## Start Material shown

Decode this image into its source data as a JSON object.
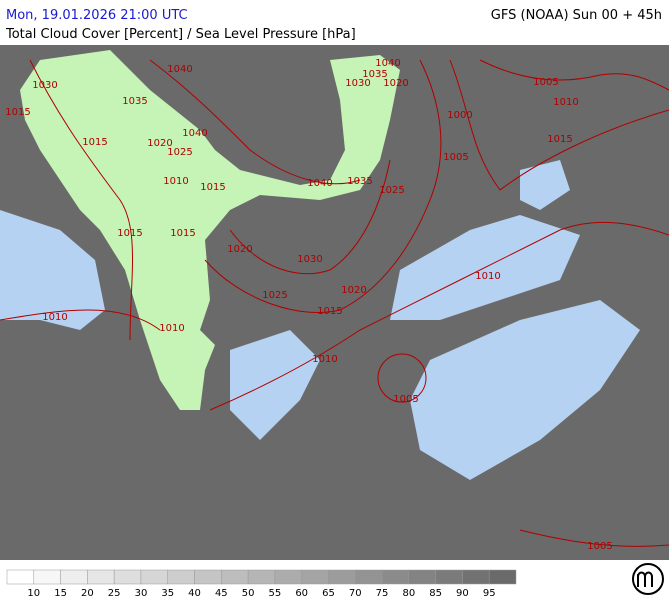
{
  "header": {
    "title": "Mon, 19.01.2026 21:00 UTC",
    "model": "GFS (NOAA) Sun 00 + 45h",
    "subtitle": "Total Cloud Cover [Percent] / Sea Level Pressure [hPa]"
  },
  "isobars": [
    "1040",
    "1035",
    "1040",
    "1030",
    "1020",
    "1005",
    "1010",
    "1000",
    "1015",
    "1015",
    "1030",
    "1035",
    "1040",
    "1020",
    "1025",
    "1015",
    "1010",
    "1015",
    "1040",
    "1035",
    "1025",
    "1005",
    "1015",
    "1015",
    "1020",
    "1030",
    "1025",
    "1020",
    "1010",
    "1015",
    "1010",
    "1010",
    "1010",
    "1005",
    "1005"
  ],
  "legend": {
    "ticks": [
      10,
      15,
      20,
      25,
      30,
      35,
      40,
      45,
      50,
      55,
      60,
      65,
      70,
      75,
      80,
      85,
      90,
      95
    ]
  }
}
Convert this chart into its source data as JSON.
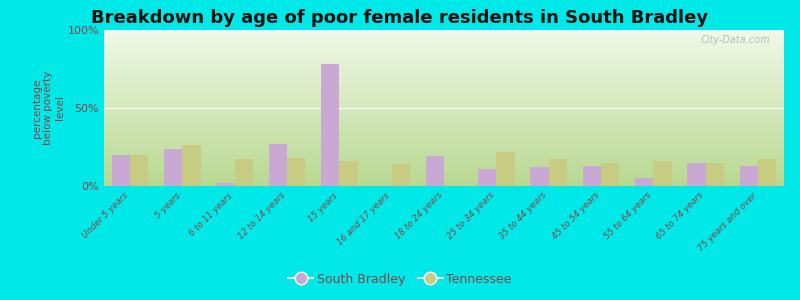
{
  "title": "Breakdown by age of poor female residents in South Bradley",
  "categories": [
    "Under 5 years",
    "5 years",
    "6 to 11 years",
    "12 to 14 years",
    "15 years",
    "16 and 17 years",
    "18 to 24 years",
    "25 to 34 years",
    "35 to 44 years",
    "45 to 54 years",
    "55 to 64 years",
    "65 to 74 years",
    "75 years and over"
  ],
  "south_bradley": [
    20,
    24,
    2,
    27,
    78,
    0,
    19,
    11,
    12,
    13,
    5,
    15,
    13
  ],
  "tennessee": [
    20,
    26,
    17,
    18,
    16,
    14,
    0,
    22,
    17,
    15,
    16,
    15,
    17
  ],
  "south_bradley_color": "#c9a8d4",
  "tennessee_color": "#c8cc82",
  "ylabel": "percentage\nbelow poverty\nlevel",
  "ylim": [
    0,
    100
  ],
  "yticks": [
    0,
    50,
    100
  ],
  "ytick_labels": [
    "0%",
    "50%",
    "100%"
  ],
  "bg_color_bottom": "#b8d890",
  "bg_color_top": "#f0f8e8",
  "outer_background": "#00e8e8",
  "bar_width": 0.35,
  "title_fontsize": 13,
  "axis_label_color": "#884444",
  "tick_label_color": "#884444",
  "watermark": "City-Data.com"
}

## End Material shown

Omit each picture, then return all of the listing exactly as it stands.

→ **Final result**
Decode this image into its source data as a JSON object.
{
  "header": {
    "title": "Mon, 19.01.2026 21:00 UTC",
    "model": "GFS (NOAA) Sun 00 + 45h",
    "subtitle": "Total Cloud Cover [Percent] / Sea Level Pressure [hPa]"
  },
  "isobars": [
    "1040",
    "1035",
    "1040",
    "1030",
    "1020",
    "1005",
    "1010",
    "1000",
    "1015",
    "1015",
    "1030",
    "1035",
    "1040",
    "1020",
    "1025",
    "1015",
    "1010",
    "1015",
    "1040",
    "1035",
    "1025",
    "1005",
    "1015",
    "1015",
    "1020",
    "1030",
    "1025",
    "1020",
    "1010",
    "1015",
    "1010",
    "1010",
    "1010",
    "1005",
    "1005"
  ],
  "legend": {
    "ticks": [
      10,
      15,
      20,
      25,
      30,
      35,
      40,
      45,
      50,
      55,
      60,
      65,
      70,
      75,
      80,
      85,
      90,
      95
    ]
  }
}
Convert this chart into its source data as JSON.
{
  "title": "Breakdown by age of poor female residents in South Bradley",
  "categories": [
    "Under 5 years",
    "5 years",
    "6 to 11 years",
    "12 to 14 years",
    "15 years",
    "16 and 17 years",
    "18 to 24 years",
    "25 to 34 years",
    "35 to 44 years",
    "45 to 54 years",
    "55 to 64 years",
    "65 to 74 years",
    "75 years and over"
  ],
  "south_bradley": [
    20,
    24,
    2,
    27,
    78,
    0,
    19,
    11,
    12,
    13,
    5,
    15,
    13
  ],
  "tennessee": [
    20,
    26,
    17,
    18,
    16,
    14,
    0,
    22,
    17,
    15,
    16,
    15,
    17
  ],
  "south_bradley_color": "#c9a8d4",
  "tennessee_color": "#c8cc82",
  "ylabel": "percentage\nbelow poverty\nlevel",
  "ylim": [
    0,
    100
  ],
  "yticks": [
    0,
    50,
    100
  ],
  "ytick_labels": [
    "0%",
    "50%",
    "100%"
  ],
  "bg_color_bottom": "#b8d890",
  "bg_color_top": "#f0f8e8",
  "outer_background": "#00e8e8",
  "bar_width": 0.35,
  "title_fontsize": 13,
  "axis_label_color": "#884444",
  "tick_label_color": "#884444",
  "watermark": "City-Data.com"
}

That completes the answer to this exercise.